[begin Data to process]

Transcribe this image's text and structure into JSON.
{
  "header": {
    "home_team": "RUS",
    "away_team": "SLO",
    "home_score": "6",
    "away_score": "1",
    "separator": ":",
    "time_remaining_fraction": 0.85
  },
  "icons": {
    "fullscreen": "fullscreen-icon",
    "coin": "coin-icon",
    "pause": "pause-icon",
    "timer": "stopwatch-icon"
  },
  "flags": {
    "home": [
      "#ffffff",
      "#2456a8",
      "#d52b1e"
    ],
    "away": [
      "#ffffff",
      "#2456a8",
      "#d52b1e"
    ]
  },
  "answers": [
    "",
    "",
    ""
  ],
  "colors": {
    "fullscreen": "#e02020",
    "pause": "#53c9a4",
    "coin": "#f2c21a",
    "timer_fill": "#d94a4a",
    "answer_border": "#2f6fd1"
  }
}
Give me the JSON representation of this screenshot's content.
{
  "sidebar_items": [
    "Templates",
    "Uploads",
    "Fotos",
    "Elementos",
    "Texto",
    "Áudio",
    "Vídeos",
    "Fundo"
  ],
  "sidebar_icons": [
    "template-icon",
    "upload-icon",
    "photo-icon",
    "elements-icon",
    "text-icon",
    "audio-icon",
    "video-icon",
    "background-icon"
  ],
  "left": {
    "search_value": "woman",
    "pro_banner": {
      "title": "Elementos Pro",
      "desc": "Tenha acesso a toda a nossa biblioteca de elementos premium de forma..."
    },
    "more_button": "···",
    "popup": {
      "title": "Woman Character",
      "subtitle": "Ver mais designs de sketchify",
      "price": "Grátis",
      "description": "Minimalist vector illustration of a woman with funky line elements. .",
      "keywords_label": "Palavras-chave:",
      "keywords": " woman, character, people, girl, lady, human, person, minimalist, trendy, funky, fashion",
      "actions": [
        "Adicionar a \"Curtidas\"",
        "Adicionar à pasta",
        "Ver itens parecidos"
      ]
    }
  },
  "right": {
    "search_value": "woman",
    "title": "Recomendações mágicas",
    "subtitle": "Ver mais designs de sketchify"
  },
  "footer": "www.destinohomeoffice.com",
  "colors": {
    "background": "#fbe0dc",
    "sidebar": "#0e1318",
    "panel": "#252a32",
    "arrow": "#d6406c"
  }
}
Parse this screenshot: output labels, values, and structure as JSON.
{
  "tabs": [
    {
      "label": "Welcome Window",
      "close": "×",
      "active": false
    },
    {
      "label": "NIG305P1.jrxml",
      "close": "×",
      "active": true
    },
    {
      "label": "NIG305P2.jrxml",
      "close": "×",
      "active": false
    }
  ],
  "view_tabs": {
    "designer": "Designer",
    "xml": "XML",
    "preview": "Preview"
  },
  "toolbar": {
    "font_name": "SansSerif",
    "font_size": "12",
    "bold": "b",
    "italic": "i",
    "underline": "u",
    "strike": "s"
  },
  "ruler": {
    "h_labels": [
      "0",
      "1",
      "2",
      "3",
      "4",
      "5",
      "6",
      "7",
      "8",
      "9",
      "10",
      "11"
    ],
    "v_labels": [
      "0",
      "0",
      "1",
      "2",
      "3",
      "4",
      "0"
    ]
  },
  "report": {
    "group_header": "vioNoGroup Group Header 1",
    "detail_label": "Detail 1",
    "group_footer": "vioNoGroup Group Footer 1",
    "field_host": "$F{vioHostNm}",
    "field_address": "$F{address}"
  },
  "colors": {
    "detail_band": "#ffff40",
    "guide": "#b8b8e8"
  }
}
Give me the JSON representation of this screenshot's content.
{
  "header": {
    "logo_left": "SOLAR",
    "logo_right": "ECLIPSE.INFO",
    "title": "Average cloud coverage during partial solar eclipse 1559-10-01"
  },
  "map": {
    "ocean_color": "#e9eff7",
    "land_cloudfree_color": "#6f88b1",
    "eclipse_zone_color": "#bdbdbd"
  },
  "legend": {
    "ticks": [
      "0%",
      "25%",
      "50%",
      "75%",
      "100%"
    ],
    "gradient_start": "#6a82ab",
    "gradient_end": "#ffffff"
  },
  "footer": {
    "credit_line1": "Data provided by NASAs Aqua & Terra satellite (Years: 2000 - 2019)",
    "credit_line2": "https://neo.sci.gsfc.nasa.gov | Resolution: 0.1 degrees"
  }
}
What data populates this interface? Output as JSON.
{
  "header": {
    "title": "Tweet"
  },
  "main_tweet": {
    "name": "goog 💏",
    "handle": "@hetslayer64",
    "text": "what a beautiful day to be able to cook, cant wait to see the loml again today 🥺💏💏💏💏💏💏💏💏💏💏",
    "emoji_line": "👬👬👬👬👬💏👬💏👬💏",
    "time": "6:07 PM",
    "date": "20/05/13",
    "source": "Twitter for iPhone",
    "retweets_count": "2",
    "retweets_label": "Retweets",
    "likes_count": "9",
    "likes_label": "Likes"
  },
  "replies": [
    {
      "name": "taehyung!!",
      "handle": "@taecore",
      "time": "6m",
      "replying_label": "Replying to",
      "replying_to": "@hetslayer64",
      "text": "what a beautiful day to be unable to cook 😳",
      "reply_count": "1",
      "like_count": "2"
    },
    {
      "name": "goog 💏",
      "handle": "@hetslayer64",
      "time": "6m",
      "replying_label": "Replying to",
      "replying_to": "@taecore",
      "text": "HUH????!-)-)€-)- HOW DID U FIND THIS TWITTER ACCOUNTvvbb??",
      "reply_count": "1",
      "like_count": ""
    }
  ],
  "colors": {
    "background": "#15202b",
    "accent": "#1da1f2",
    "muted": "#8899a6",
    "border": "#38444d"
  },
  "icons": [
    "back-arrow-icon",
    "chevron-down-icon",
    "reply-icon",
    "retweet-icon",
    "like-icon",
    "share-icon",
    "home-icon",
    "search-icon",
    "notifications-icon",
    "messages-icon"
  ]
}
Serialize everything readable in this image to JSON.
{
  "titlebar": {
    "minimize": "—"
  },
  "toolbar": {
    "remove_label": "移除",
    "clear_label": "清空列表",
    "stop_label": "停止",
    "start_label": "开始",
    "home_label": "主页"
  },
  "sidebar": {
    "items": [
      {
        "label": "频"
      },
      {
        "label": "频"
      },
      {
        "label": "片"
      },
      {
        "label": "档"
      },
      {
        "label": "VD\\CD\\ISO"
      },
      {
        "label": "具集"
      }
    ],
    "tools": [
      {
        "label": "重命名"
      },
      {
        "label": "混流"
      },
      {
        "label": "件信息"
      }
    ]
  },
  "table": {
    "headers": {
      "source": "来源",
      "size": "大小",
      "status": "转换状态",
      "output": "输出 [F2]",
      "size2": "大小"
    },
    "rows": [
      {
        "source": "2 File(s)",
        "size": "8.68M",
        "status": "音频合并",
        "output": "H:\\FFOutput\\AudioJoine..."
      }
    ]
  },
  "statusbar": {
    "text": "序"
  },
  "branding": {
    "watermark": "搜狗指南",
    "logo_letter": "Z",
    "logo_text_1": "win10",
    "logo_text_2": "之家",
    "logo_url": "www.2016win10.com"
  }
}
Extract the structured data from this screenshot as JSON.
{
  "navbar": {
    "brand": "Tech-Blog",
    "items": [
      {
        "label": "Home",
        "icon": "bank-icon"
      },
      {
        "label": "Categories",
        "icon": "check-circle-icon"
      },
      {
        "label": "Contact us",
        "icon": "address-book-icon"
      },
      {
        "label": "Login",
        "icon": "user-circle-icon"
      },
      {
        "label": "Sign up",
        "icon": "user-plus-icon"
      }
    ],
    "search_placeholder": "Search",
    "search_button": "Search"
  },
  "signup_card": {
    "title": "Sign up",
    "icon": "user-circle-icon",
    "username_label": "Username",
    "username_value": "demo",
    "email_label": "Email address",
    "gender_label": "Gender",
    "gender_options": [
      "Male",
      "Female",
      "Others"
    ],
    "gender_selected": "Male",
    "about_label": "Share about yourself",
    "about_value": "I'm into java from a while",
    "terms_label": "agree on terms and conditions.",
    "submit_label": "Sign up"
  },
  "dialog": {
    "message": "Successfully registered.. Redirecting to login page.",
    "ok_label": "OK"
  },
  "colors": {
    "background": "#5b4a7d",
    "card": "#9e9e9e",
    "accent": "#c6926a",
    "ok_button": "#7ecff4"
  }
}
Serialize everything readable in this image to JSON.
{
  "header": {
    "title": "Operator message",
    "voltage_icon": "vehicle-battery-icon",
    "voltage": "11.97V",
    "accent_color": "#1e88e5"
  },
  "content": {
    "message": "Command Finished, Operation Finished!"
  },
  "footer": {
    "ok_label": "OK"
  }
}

[end Data to process]

Set task: Look through the entries and find each line that has the string "address". Copy those lines.

Task answer:
    "field_address": "$F{address}"
        "icon": "address-book-icon"
    "email_label": "Email address",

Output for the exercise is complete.